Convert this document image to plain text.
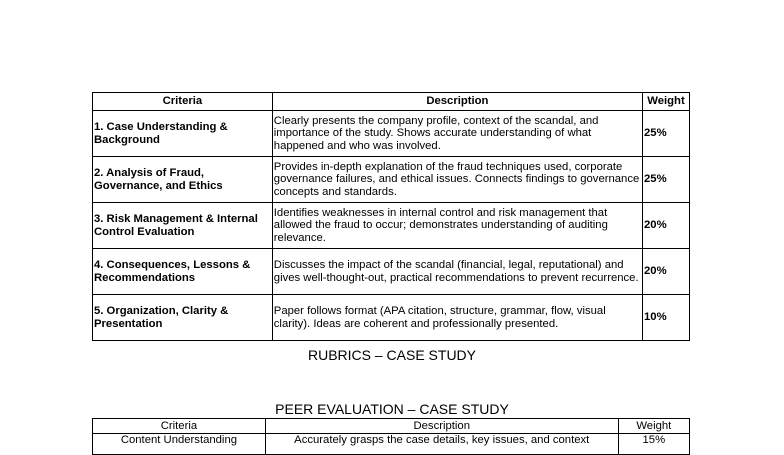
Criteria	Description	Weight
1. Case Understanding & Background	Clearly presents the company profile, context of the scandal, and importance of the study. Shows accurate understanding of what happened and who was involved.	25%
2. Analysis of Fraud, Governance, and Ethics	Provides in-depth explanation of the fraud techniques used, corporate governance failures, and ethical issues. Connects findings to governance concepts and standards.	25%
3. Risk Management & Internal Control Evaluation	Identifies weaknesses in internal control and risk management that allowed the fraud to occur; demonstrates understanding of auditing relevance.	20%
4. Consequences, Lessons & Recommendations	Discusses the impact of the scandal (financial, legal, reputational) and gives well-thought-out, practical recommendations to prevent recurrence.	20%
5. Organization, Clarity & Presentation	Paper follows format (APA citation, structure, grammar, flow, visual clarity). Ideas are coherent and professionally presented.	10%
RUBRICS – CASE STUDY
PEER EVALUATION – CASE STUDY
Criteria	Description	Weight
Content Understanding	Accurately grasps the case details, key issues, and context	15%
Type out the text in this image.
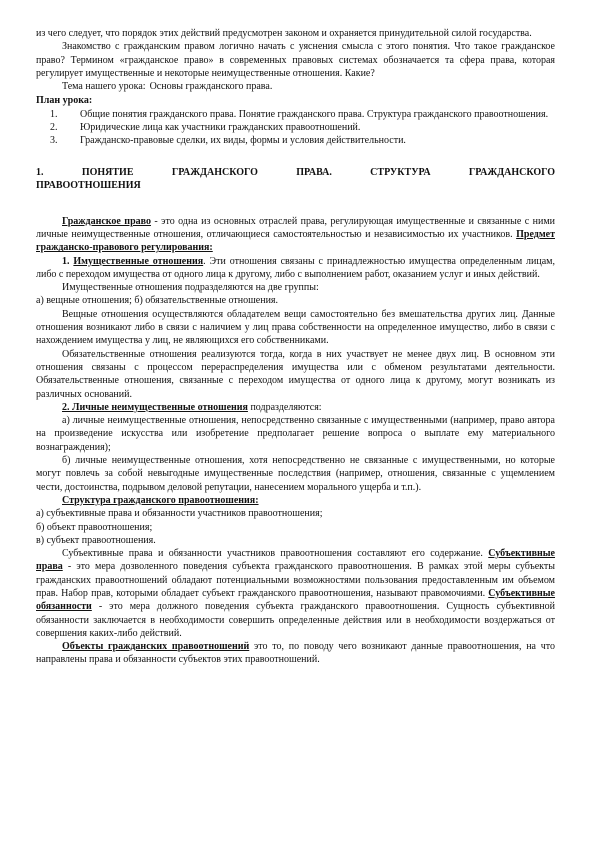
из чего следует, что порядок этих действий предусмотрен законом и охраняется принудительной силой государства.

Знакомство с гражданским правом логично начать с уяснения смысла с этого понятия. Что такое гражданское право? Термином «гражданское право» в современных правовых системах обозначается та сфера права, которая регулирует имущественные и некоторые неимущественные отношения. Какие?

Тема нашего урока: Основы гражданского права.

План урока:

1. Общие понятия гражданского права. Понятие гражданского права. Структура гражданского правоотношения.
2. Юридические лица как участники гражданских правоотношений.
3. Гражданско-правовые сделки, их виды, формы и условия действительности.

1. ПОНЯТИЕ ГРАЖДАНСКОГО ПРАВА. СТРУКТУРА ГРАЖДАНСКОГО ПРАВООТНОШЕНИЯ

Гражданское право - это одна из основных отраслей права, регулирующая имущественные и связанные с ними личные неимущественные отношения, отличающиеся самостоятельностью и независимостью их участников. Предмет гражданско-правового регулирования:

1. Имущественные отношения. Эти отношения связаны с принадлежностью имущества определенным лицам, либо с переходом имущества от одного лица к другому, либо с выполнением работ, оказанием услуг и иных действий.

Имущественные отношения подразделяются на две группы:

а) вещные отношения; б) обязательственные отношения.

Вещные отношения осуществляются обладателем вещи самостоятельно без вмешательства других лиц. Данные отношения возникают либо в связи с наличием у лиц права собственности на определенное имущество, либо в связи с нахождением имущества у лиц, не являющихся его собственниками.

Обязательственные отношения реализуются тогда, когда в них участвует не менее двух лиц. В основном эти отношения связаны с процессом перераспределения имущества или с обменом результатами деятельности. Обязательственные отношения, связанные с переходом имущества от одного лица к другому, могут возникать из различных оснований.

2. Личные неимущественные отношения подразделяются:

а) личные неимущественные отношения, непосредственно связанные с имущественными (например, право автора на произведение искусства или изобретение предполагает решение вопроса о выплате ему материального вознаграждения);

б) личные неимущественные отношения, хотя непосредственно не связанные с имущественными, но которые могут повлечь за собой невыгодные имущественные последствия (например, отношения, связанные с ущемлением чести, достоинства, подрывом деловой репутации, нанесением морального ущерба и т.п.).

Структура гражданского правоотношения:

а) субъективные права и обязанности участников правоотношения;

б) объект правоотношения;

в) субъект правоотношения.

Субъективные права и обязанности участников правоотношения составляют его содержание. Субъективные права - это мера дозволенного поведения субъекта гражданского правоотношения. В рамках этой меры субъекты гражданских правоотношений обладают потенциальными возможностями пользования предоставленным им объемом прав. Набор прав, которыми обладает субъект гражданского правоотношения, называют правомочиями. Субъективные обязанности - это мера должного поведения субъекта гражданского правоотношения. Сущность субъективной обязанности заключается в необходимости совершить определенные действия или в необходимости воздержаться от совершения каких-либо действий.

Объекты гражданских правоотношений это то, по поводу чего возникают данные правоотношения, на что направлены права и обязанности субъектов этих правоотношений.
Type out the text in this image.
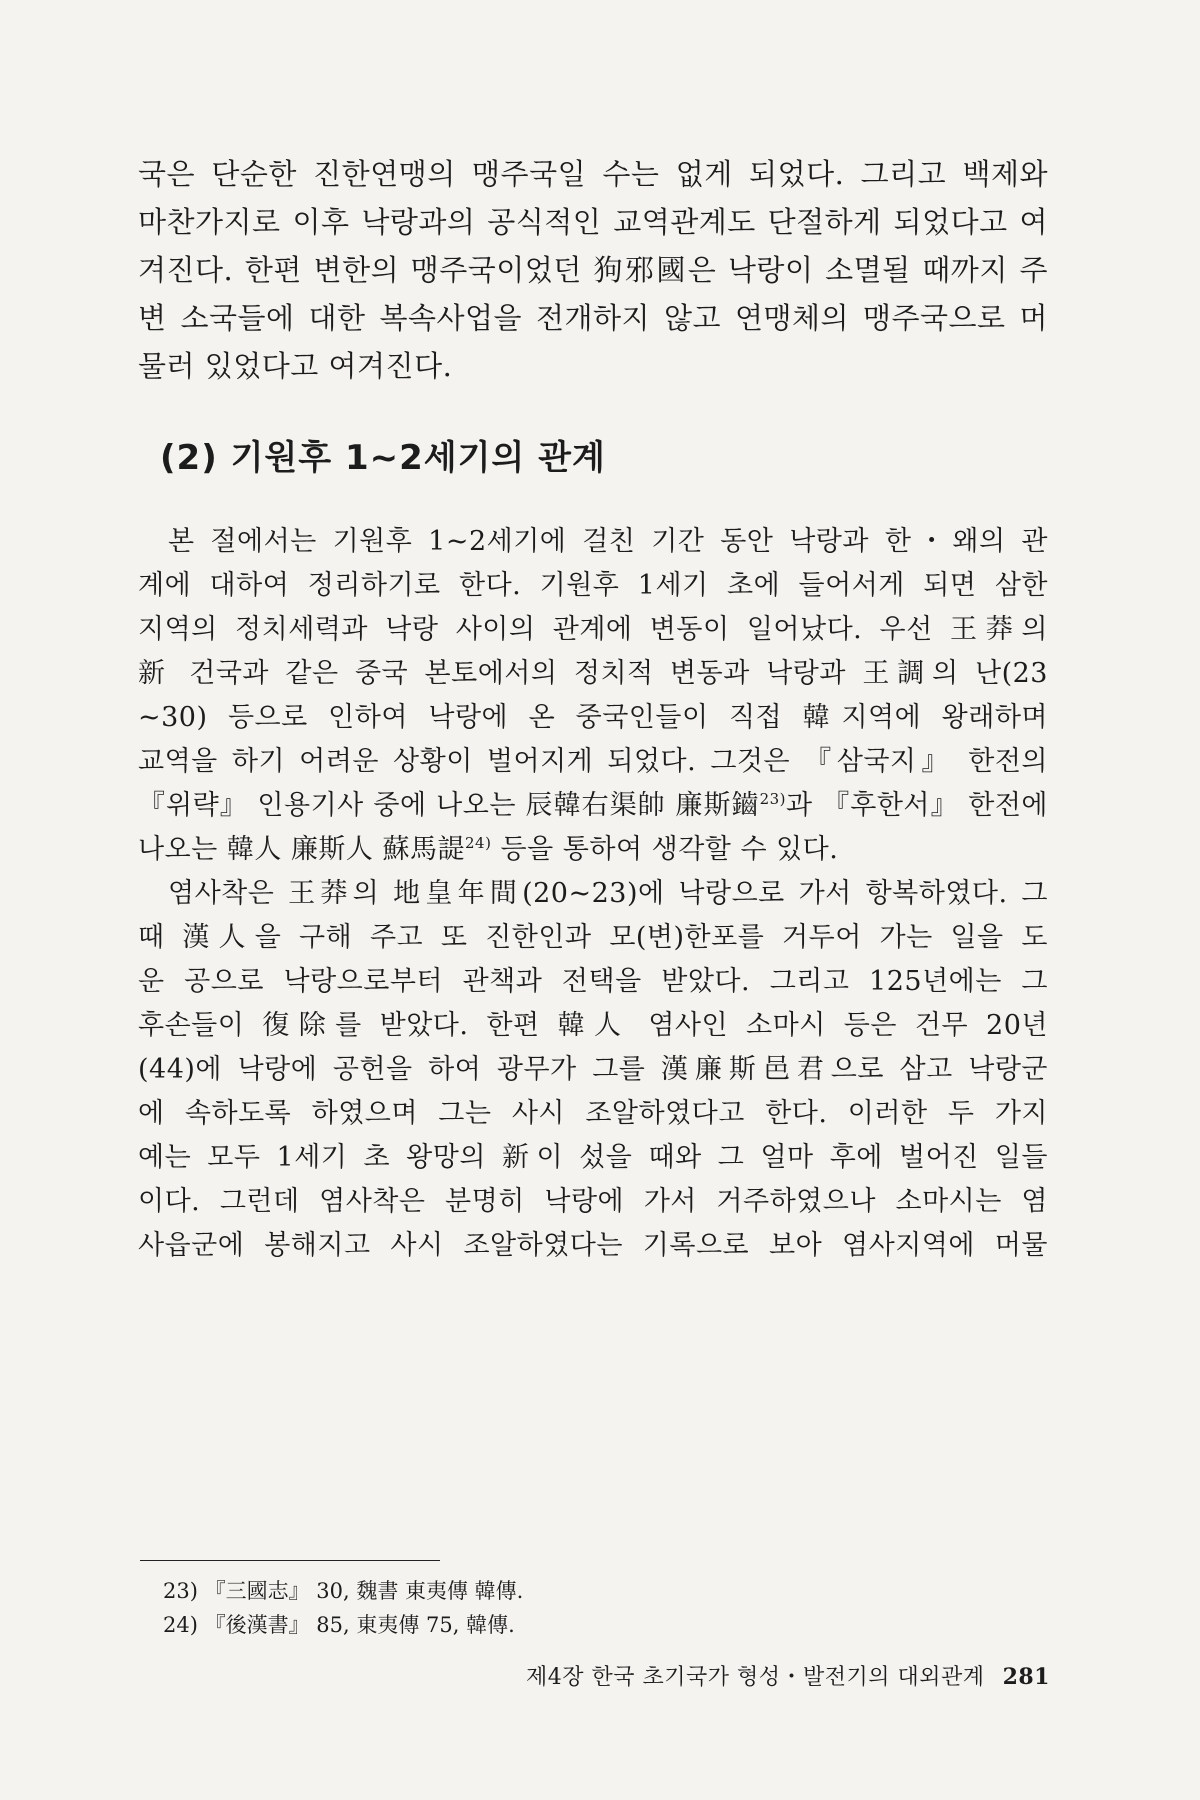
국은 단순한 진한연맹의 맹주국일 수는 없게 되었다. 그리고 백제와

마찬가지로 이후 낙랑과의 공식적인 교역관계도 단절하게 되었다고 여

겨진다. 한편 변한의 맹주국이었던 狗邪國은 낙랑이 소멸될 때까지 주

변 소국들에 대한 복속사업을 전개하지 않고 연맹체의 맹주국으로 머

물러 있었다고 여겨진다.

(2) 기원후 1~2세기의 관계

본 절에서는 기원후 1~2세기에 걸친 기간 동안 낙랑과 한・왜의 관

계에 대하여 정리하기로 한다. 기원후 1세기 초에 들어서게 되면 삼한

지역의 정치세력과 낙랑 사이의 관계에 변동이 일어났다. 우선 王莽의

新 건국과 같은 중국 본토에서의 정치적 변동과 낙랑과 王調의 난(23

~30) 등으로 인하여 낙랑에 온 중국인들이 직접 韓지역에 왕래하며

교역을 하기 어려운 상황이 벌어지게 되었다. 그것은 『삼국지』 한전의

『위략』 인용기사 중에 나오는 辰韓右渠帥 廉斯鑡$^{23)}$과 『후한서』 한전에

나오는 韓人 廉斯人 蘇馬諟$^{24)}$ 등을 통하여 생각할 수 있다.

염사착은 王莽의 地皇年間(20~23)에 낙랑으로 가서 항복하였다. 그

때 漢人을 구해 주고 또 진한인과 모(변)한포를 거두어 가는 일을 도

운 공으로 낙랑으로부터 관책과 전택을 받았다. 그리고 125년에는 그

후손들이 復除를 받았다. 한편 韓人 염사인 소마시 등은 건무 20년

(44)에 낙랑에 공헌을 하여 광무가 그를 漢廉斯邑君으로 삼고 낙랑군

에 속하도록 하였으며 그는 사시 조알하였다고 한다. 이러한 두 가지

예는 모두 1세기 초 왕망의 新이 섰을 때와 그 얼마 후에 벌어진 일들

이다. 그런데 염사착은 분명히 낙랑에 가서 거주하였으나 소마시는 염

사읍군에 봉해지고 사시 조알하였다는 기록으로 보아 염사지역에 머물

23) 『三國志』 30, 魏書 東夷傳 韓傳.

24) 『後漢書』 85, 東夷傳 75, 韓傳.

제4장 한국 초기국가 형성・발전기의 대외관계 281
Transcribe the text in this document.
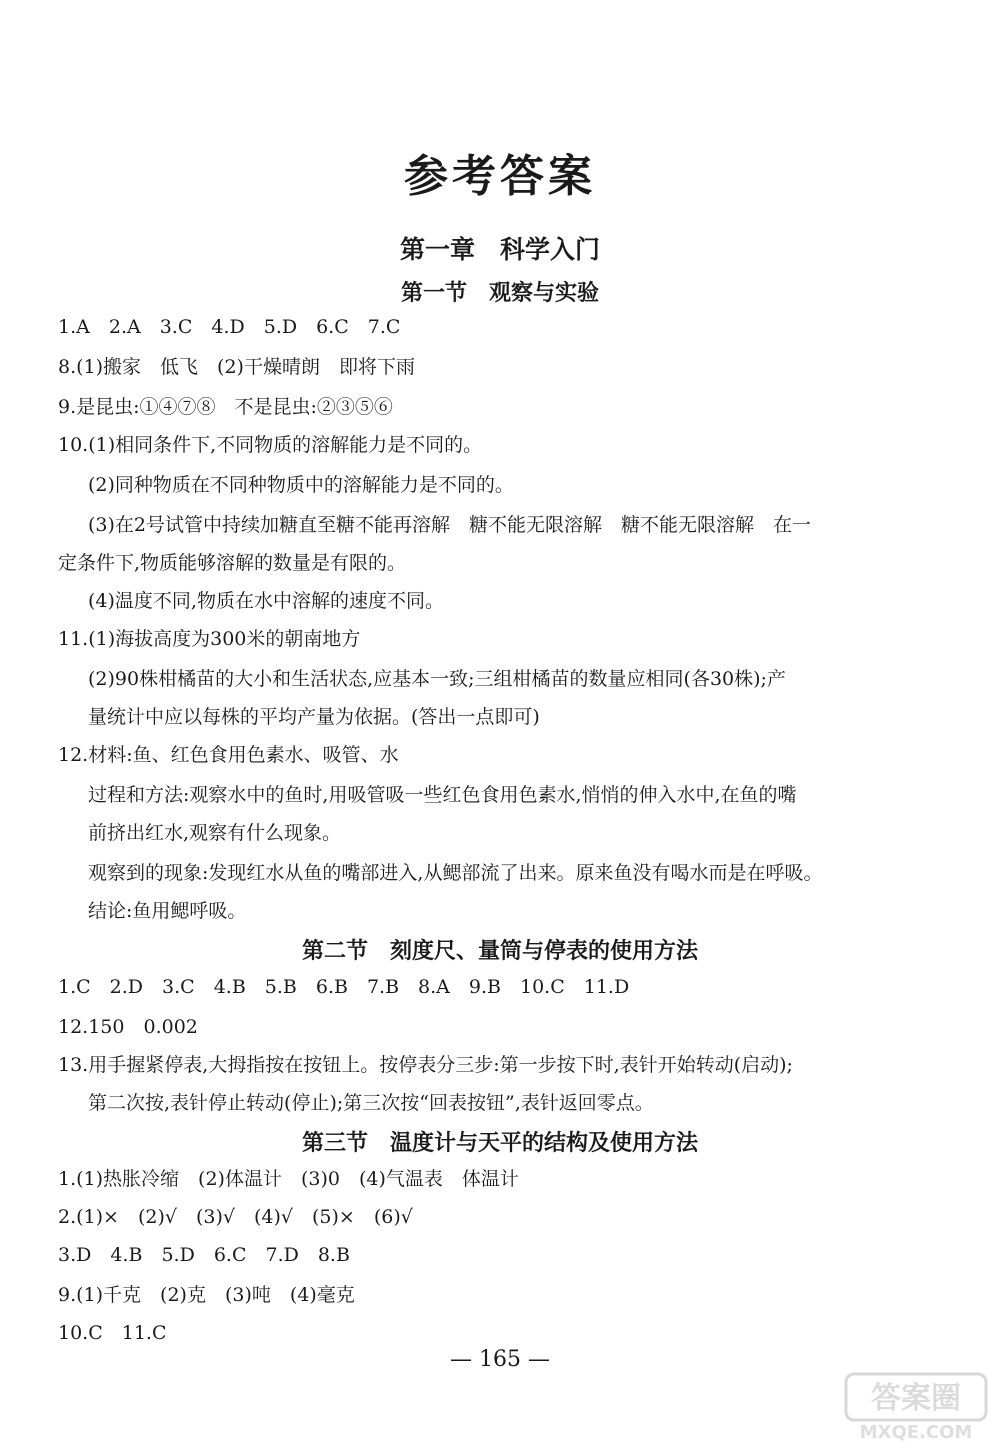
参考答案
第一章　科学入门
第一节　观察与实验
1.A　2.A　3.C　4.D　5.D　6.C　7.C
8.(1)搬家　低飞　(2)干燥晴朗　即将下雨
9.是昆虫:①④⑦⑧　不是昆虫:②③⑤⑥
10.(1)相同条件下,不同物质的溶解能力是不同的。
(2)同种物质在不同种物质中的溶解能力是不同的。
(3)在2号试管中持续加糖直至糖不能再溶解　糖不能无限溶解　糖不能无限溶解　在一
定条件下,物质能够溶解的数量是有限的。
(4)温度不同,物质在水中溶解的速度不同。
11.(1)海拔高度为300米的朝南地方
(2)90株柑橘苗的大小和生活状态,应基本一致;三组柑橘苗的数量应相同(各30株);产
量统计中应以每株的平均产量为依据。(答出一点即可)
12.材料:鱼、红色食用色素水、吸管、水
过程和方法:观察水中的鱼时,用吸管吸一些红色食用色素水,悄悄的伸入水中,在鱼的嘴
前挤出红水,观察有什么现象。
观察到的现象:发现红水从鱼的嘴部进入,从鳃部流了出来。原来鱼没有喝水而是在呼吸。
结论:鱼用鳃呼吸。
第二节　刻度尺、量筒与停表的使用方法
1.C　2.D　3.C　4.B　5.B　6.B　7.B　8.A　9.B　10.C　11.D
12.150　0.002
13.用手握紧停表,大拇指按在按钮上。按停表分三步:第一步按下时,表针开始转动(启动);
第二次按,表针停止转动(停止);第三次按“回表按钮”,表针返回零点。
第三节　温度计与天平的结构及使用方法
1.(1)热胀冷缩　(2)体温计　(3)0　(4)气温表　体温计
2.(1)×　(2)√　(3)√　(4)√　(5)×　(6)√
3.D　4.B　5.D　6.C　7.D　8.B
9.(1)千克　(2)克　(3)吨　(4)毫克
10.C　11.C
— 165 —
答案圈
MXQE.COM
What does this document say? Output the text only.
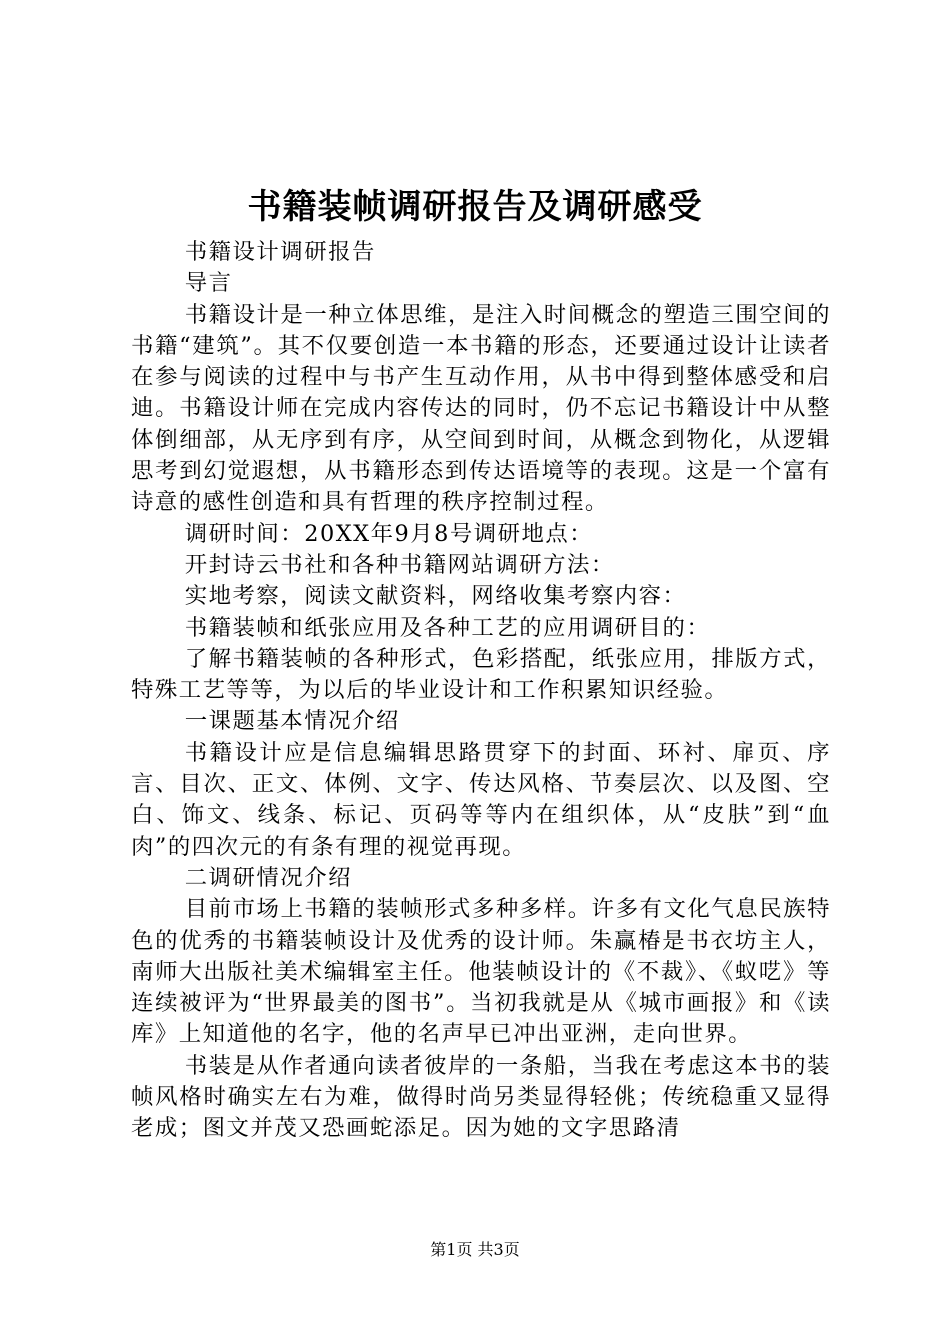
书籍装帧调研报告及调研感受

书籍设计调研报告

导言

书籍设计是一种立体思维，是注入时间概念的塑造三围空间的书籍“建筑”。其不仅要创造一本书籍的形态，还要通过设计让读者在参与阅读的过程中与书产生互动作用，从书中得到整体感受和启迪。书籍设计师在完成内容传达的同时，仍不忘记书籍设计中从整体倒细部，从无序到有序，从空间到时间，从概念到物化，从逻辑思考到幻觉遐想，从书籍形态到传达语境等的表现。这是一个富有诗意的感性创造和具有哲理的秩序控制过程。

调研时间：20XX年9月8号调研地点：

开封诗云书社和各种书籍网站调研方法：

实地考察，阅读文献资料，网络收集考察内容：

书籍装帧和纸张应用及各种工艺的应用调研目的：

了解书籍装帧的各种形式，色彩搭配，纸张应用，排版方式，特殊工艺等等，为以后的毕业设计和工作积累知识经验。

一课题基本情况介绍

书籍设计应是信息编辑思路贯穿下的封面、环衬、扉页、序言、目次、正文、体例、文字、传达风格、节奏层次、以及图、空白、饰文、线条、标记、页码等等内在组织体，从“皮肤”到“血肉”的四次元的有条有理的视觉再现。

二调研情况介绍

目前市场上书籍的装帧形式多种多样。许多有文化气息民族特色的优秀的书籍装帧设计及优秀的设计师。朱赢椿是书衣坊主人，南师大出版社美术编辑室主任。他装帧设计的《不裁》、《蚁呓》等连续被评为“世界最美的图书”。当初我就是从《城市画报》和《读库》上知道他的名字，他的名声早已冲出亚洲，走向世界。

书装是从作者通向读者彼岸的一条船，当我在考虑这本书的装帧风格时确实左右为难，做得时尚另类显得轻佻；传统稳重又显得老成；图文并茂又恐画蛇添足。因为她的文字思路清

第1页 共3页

^^^^^^^^^^^^^^^^

Scan the material above for the word "другому". Copy each line where it occurs.

1. Имущественные отношения. Эти отношения связаны с принадлежностью имущества определенным лицам, либо с переходом имущества от одного лица к другому, либо с выполнением работ, оказанием услуг и иных действий.
Обязательственные отношения реализуются тогда, когда в них участвует не менее двух лиц. В основном эти отношения связаны с процессом перераспределения имущества или с обменом результатами деятельности. Обязательственные отношения, связанные с переходом имущества от одного лица к другому, могут возникать из различных оснований.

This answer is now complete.